Data excerpts
- - - -

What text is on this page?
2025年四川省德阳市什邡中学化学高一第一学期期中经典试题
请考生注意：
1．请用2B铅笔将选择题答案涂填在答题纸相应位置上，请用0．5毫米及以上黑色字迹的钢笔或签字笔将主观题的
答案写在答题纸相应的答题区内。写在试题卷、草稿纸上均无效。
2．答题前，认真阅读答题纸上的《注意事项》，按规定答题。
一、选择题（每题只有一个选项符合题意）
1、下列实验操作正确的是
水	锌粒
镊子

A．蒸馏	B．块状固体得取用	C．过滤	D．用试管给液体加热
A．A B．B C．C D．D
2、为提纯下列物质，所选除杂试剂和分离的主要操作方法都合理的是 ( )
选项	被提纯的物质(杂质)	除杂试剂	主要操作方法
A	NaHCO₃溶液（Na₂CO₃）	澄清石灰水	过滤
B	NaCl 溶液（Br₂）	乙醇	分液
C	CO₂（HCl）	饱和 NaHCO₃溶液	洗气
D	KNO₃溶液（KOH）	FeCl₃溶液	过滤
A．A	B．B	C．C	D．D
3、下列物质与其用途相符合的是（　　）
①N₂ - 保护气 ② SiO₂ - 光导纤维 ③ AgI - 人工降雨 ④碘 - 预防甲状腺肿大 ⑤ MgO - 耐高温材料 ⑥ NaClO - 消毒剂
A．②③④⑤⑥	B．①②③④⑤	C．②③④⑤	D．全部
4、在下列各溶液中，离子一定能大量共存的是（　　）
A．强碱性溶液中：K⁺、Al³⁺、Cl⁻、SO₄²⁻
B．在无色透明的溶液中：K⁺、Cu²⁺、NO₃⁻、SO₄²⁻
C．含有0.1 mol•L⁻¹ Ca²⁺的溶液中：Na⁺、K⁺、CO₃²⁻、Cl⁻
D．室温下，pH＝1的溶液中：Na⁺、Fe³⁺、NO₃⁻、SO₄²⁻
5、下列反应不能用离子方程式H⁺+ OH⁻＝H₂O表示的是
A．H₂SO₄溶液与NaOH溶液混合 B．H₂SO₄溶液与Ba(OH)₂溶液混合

- - - -

• [Exercise]:
Look through the listing and extract every line with "SO₄²" in it.

• [Answer to the problem]:
A．强碱性溶液中：K⁺、Al³⁺、Cl⁻、SO₄²⁻
B．在无色透明的溶液中：K⁺、Cu²⁺、NO₃⁻、SO₄²⁻
D．室温下，pH＝1的溶液中：Na⁺、Fe³⁺、NO₃⁻、SO₄²⁻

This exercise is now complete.